> **Task to complete**
Which lines contain the string "December"? Please list every one of them.

> **Dataset records**
╔══

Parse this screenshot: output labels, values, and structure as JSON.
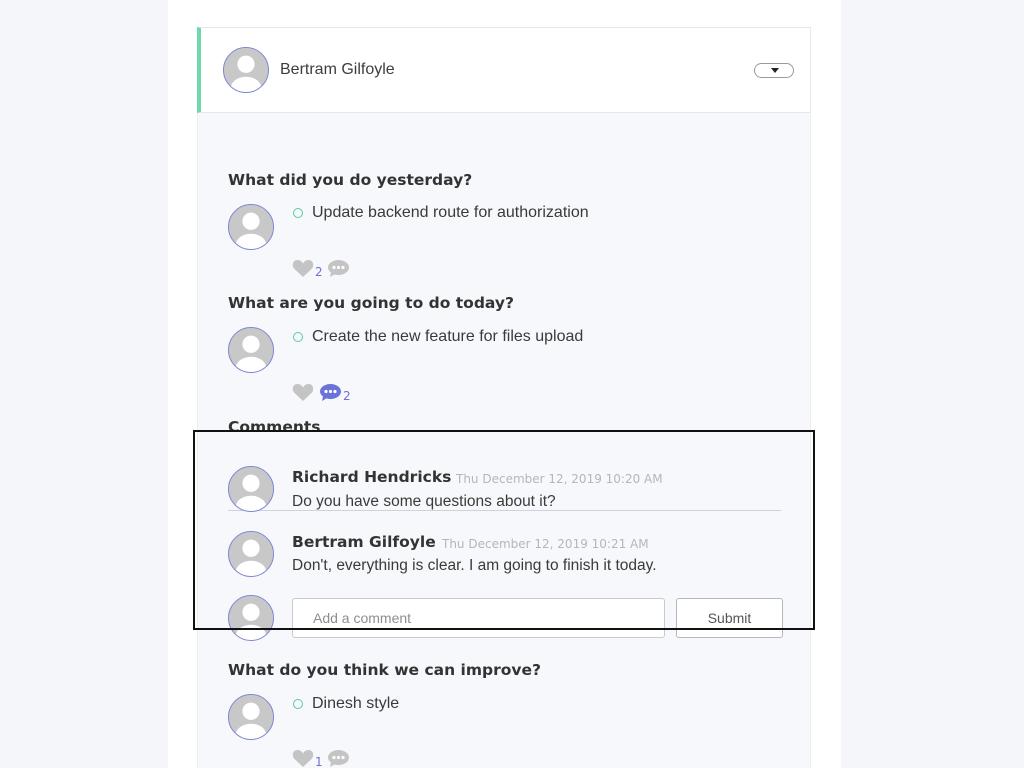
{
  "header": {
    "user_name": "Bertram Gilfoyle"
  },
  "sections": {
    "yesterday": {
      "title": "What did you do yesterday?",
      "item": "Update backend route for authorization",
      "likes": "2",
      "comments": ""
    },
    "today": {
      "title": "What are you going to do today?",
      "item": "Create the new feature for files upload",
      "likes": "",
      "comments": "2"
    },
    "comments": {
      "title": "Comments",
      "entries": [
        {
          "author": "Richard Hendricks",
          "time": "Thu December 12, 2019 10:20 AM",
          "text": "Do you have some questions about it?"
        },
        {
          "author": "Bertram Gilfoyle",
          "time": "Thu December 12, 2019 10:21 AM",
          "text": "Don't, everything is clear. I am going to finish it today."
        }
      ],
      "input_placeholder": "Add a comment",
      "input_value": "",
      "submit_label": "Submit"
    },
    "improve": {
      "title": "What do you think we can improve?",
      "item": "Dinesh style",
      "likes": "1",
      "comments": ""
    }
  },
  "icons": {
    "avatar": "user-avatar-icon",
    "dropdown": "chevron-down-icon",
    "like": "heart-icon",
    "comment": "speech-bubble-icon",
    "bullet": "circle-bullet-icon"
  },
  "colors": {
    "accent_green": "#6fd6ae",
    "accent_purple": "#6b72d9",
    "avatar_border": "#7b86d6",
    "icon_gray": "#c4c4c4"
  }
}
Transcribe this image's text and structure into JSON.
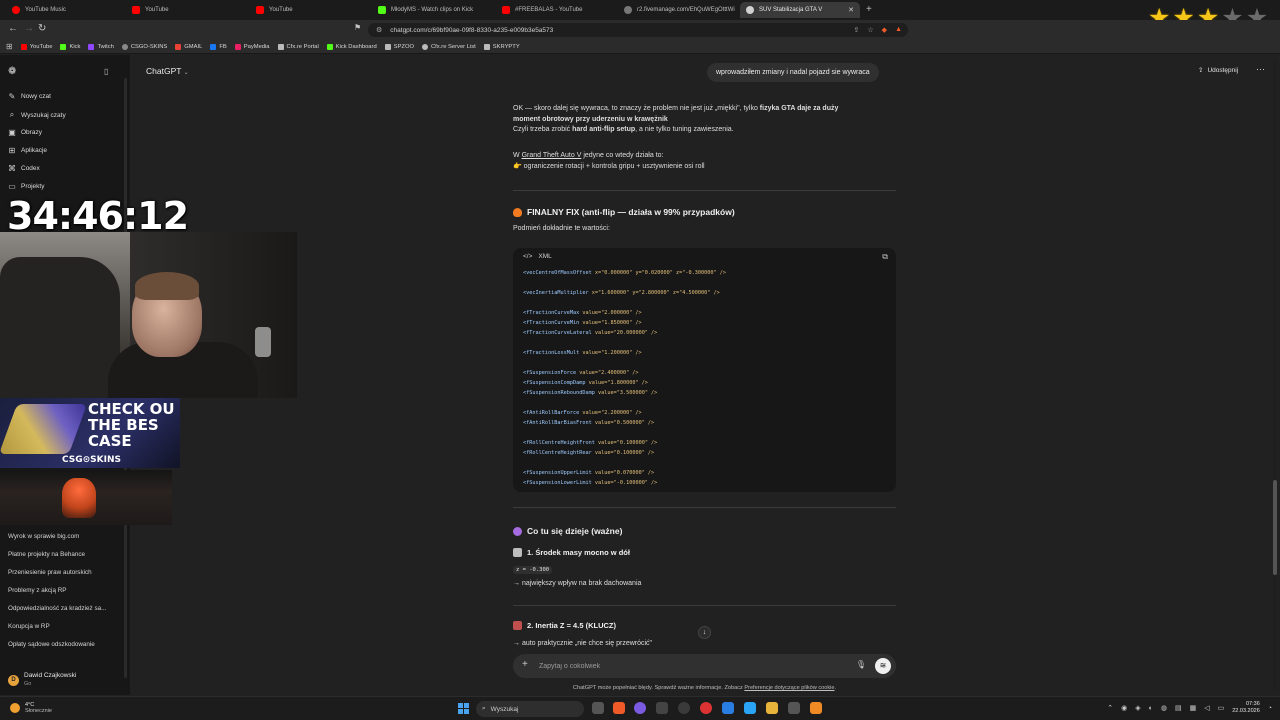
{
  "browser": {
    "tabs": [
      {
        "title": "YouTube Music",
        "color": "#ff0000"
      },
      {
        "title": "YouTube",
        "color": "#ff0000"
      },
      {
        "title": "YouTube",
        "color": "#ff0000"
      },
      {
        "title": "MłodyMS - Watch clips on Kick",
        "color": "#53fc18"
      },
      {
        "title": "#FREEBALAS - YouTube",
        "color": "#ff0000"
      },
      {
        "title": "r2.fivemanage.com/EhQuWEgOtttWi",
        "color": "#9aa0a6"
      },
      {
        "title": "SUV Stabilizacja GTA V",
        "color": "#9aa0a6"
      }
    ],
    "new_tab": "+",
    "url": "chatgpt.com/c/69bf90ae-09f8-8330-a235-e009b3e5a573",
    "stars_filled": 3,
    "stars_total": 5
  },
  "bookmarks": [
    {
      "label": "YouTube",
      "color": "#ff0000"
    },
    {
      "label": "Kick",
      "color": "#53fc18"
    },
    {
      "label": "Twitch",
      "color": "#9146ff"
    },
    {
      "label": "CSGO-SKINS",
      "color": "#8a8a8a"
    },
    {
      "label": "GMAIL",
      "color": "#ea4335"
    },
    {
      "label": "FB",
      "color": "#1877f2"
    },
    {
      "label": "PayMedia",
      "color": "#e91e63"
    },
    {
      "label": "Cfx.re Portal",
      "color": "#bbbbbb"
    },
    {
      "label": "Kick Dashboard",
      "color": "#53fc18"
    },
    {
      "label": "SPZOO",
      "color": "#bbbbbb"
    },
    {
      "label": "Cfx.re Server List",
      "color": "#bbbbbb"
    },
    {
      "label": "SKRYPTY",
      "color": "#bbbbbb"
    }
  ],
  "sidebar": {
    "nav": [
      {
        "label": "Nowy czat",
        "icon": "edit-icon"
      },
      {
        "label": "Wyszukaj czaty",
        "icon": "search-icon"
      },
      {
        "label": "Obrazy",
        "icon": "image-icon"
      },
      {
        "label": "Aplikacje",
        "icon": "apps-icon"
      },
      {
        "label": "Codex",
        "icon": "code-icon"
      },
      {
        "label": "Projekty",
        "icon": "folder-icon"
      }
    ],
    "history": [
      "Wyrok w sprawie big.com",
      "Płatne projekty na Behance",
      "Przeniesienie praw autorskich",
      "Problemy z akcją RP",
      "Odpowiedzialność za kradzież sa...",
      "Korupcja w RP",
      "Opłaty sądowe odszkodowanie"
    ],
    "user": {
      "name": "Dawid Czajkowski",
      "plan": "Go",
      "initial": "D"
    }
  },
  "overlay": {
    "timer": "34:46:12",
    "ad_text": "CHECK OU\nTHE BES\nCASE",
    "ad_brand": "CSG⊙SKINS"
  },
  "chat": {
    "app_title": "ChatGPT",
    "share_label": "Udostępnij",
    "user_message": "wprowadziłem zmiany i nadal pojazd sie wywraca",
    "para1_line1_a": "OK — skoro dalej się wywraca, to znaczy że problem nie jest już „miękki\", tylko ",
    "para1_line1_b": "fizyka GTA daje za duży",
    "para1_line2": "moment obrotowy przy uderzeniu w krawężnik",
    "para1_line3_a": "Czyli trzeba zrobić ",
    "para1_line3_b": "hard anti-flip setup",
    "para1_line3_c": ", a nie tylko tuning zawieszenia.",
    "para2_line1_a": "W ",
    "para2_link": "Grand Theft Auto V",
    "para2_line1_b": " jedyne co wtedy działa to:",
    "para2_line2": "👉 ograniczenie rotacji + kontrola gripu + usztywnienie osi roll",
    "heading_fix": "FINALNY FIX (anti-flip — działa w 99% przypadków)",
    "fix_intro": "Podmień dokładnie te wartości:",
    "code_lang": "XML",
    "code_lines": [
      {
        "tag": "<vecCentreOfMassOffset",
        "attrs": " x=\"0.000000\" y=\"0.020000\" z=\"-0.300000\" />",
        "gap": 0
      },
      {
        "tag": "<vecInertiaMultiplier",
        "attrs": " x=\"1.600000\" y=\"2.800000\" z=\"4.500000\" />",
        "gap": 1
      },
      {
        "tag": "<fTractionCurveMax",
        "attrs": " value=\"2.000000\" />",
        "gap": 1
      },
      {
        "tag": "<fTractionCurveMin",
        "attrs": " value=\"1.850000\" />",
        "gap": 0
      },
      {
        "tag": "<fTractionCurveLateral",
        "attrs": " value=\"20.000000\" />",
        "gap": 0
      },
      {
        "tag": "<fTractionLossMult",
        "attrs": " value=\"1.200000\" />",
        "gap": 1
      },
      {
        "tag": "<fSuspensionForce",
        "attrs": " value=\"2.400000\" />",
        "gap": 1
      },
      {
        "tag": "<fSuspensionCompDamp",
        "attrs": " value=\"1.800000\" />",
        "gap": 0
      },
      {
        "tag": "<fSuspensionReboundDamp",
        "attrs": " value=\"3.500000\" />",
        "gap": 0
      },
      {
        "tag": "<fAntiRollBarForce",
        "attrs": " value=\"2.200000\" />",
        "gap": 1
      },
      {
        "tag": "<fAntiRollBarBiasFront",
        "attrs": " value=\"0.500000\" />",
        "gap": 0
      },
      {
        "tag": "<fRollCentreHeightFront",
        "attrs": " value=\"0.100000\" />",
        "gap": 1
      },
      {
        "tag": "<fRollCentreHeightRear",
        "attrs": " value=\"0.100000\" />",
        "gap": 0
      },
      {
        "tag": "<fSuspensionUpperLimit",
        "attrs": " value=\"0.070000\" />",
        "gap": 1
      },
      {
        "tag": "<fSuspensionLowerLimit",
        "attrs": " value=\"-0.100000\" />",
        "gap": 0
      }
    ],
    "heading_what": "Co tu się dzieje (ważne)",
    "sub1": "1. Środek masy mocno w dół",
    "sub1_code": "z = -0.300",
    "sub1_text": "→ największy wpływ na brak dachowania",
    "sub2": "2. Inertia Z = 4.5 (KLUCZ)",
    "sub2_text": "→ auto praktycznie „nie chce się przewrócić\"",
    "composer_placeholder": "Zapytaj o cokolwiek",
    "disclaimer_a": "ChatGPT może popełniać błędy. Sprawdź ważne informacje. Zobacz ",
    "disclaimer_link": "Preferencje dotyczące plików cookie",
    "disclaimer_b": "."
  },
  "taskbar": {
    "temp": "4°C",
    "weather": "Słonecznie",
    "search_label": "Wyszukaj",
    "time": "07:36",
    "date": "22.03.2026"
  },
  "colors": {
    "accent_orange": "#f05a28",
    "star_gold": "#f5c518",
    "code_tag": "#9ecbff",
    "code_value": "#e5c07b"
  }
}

╚══

> **Answer below**
          "time": "Thu December 12, 2019 10:20 AM",
          "time": "Thu December 12, 2019 10:21 AM",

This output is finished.